#### OBJECTIVE:
All lines in the data bearing the string "procedure" should be identified and copied.
— begin INPUT DATA —
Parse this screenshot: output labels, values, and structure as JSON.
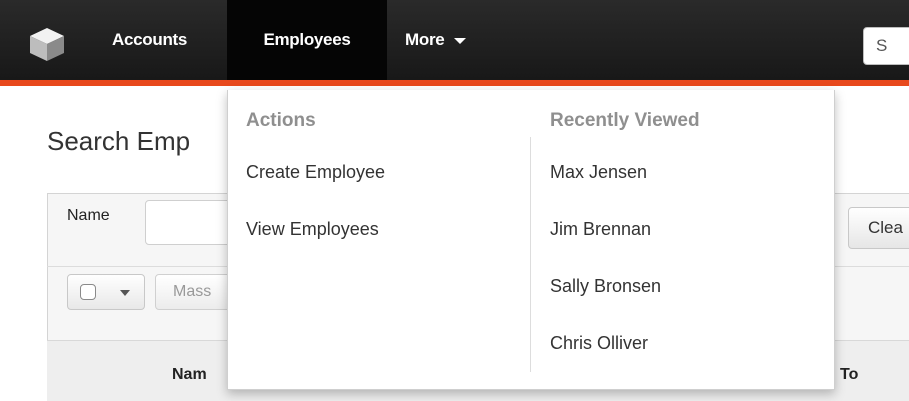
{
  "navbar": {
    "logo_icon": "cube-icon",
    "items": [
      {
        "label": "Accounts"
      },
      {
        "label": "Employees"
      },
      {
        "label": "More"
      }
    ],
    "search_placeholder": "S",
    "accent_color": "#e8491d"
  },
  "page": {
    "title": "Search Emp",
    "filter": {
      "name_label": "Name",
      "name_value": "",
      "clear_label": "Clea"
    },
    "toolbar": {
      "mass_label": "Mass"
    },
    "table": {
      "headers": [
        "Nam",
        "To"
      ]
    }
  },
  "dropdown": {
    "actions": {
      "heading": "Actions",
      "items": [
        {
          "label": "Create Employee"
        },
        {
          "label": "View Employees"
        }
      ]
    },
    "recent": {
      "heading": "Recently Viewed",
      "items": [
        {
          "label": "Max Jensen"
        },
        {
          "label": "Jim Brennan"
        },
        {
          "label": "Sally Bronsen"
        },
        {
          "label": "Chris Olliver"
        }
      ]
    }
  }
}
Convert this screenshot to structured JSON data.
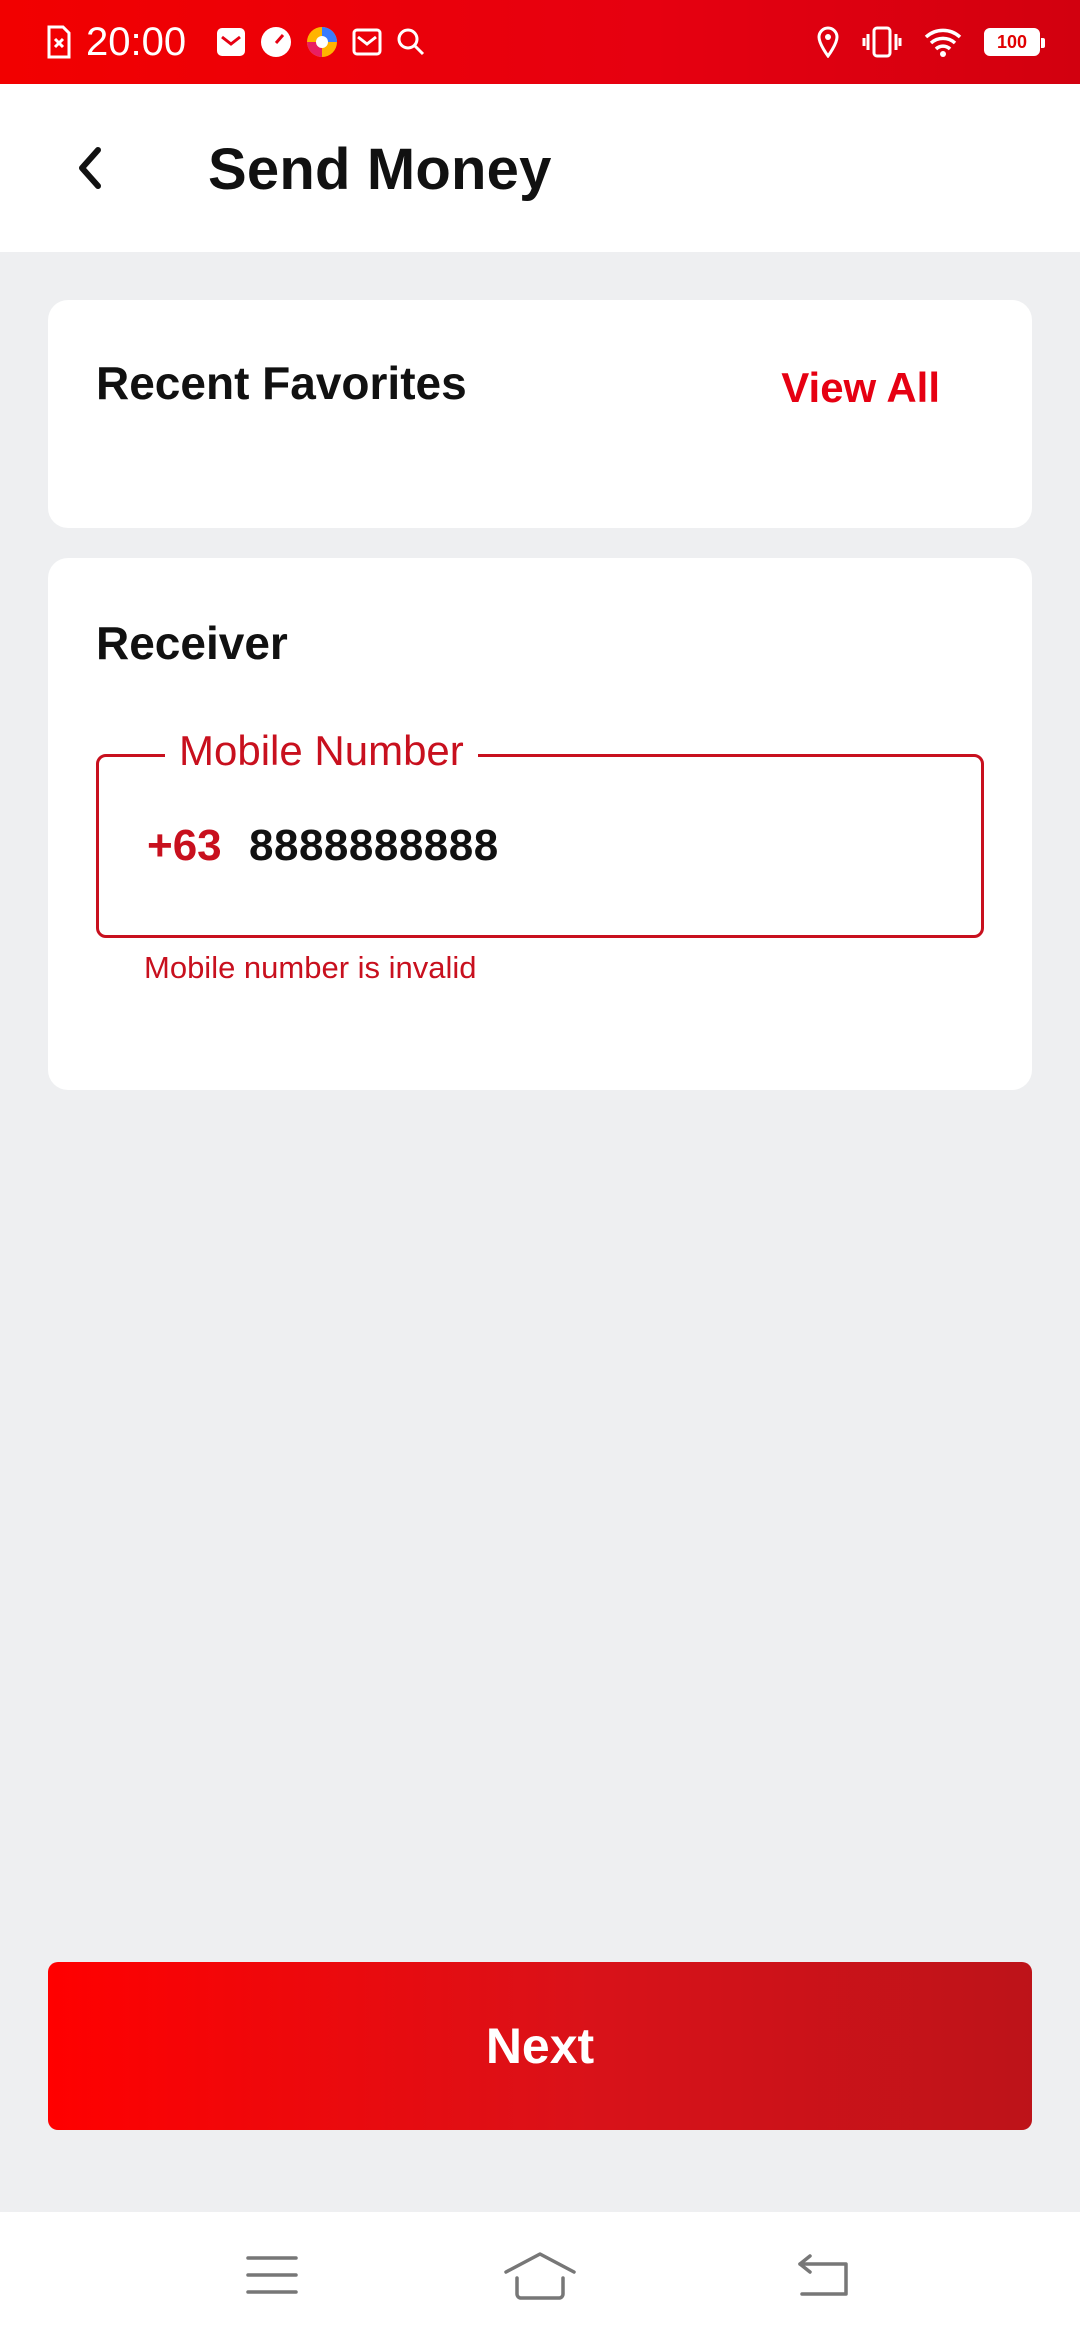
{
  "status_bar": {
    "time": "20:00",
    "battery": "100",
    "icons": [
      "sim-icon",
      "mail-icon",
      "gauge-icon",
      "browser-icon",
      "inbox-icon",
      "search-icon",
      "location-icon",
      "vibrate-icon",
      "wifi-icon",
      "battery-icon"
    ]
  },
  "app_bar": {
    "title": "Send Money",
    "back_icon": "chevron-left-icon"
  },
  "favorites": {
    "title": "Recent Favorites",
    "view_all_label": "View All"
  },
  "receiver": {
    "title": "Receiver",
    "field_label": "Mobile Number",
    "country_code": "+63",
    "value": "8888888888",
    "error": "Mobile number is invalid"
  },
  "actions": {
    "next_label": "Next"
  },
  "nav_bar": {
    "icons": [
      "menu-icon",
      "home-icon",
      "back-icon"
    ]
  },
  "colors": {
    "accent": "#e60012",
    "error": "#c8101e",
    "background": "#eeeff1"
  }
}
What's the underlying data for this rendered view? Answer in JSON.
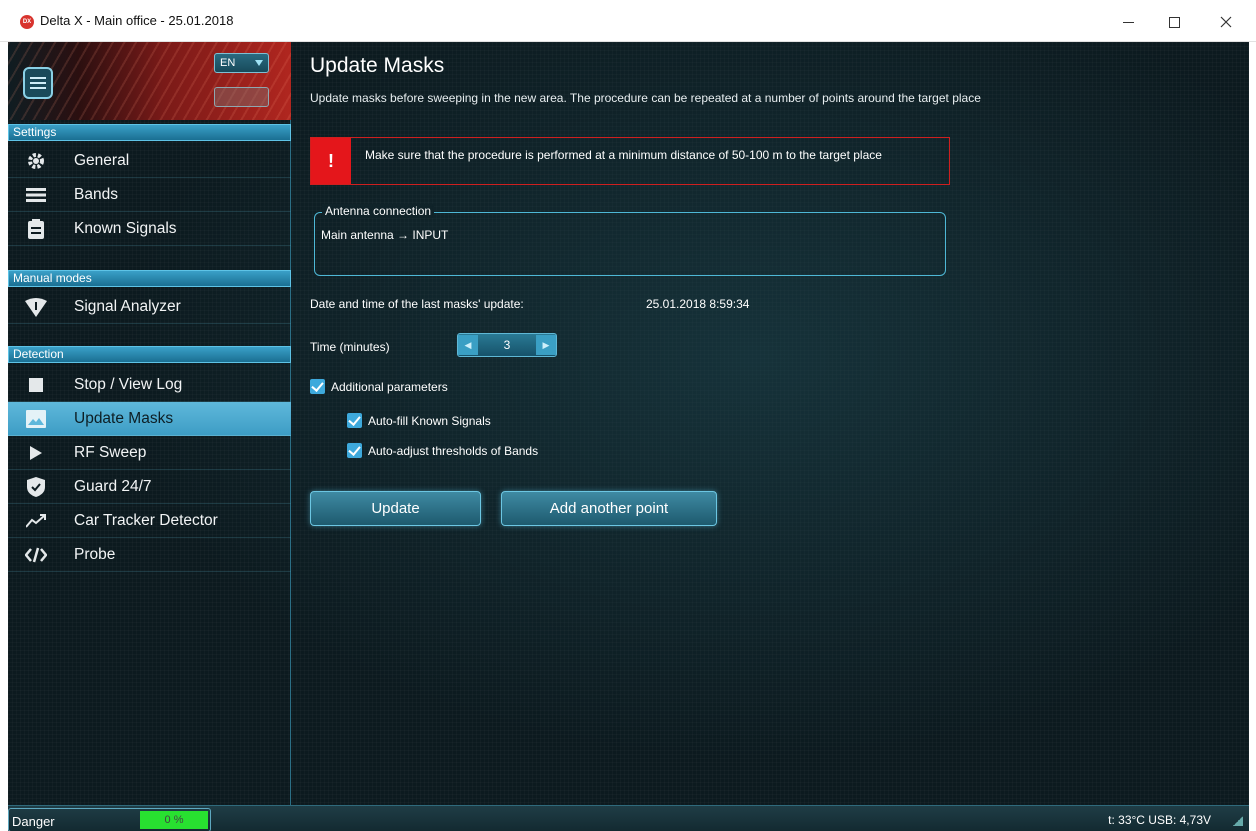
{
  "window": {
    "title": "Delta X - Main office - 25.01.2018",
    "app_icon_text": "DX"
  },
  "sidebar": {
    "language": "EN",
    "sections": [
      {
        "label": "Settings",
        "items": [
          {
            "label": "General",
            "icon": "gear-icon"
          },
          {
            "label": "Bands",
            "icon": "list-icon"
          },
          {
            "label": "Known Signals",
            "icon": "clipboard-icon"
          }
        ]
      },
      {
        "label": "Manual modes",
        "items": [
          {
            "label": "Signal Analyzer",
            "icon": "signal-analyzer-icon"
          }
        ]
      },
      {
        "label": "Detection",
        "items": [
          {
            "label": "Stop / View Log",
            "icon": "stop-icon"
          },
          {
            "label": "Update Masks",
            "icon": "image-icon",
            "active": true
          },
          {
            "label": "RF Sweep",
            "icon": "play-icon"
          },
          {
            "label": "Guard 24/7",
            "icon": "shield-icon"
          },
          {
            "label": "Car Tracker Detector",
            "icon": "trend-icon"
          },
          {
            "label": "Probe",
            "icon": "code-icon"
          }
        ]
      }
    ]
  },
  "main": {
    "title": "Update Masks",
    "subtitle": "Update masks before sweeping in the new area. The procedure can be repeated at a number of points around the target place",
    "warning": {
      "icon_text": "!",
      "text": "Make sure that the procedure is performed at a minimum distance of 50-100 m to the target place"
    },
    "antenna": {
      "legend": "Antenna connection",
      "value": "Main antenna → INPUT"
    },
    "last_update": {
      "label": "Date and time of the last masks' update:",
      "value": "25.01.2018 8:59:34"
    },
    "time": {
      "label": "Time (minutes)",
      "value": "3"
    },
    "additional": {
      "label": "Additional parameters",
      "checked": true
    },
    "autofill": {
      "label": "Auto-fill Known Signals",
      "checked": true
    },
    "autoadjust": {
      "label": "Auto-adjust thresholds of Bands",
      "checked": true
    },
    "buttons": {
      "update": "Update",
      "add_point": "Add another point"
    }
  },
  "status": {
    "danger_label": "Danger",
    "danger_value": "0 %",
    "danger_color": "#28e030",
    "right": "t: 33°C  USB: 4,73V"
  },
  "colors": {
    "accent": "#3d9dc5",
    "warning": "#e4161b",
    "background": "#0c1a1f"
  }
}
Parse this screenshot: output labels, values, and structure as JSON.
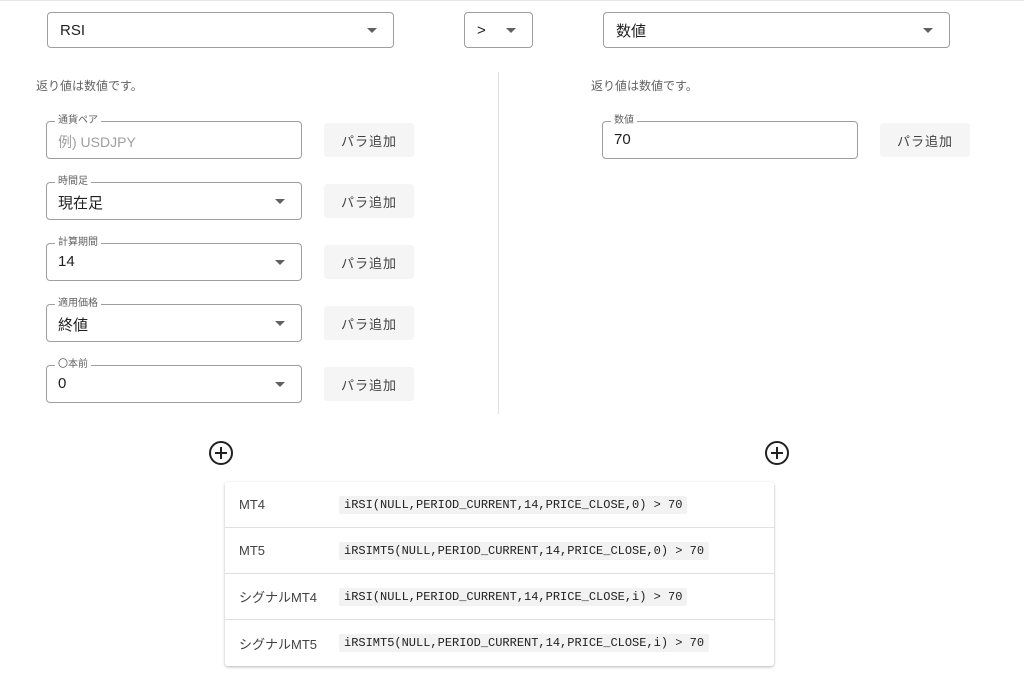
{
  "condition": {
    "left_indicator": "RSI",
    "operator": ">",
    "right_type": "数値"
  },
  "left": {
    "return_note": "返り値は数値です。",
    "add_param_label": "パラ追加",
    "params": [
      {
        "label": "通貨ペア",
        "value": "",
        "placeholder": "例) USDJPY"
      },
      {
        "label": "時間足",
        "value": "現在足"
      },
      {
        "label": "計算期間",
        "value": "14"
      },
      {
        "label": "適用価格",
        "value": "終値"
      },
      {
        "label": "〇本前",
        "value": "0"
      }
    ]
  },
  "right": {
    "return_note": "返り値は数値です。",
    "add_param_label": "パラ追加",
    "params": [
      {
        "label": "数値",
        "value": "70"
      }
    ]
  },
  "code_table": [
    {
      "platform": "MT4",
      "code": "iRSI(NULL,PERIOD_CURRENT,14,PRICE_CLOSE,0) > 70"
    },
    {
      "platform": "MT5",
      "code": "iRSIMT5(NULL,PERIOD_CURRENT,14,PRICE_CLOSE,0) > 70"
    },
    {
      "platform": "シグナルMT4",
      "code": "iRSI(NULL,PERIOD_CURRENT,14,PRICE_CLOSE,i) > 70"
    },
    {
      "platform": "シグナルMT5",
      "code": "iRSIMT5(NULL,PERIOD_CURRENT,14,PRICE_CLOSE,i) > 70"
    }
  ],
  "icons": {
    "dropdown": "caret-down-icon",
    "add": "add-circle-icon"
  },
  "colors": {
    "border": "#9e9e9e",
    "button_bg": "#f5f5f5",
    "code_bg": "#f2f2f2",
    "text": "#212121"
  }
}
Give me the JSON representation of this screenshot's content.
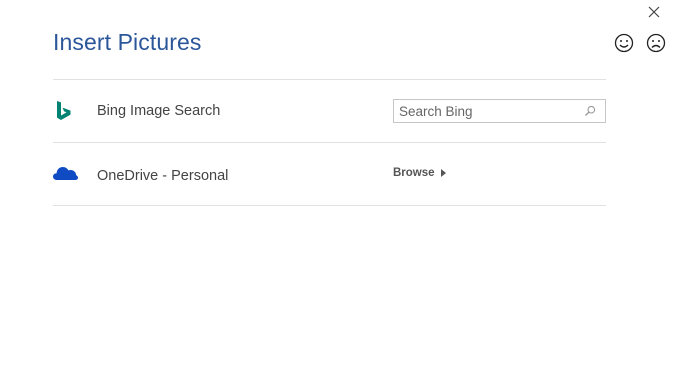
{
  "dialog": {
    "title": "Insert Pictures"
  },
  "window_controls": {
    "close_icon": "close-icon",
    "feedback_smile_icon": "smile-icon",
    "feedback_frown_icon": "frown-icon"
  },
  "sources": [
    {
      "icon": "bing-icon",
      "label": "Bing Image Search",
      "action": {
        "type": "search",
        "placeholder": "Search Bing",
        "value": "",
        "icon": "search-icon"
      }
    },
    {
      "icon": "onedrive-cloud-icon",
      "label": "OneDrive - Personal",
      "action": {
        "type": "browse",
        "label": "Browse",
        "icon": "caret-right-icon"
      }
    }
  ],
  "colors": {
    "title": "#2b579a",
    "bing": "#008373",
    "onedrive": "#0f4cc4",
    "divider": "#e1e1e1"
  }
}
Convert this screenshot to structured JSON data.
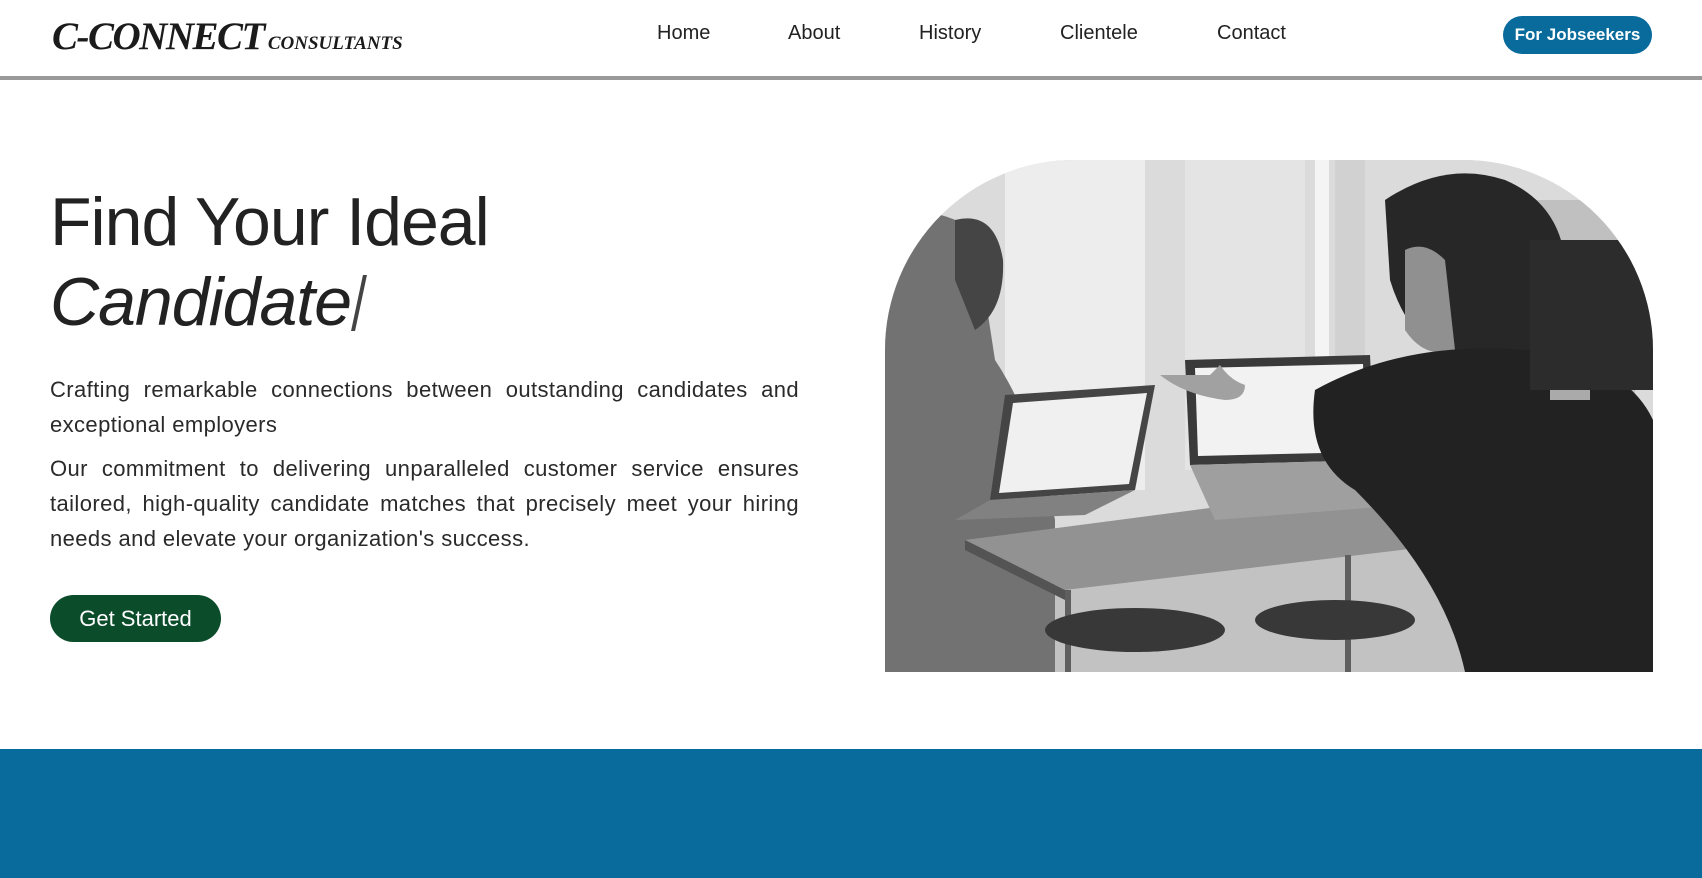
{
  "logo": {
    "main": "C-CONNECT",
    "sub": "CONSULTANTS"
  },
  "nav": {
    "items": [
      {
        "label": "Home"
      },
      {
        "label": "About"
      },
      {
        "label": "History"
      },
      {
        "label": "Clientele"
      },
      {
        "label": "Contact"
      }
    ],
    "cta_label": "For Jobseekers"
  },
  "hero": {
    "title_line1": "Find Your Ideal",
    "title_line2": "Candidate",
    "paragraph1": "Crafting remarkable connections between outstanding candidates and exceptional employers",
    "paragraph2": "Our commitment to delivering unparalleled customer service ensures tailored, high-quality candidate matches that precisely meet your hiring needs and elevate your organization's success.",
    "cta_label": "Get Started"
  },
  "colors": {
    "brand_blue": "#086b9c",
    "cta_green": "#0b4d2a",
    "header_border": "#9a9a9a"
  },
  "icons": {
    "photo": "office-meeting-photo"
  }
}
— end INPUT DATA —
#### THE SOLUTION:
    "subtitle": "Update masks before sweeping in the new area. The procedure can be repeated at a number of points around the target place",
      "text": "Make sure that the procedure is performed at a minimum distance of 50-100 m to the target place"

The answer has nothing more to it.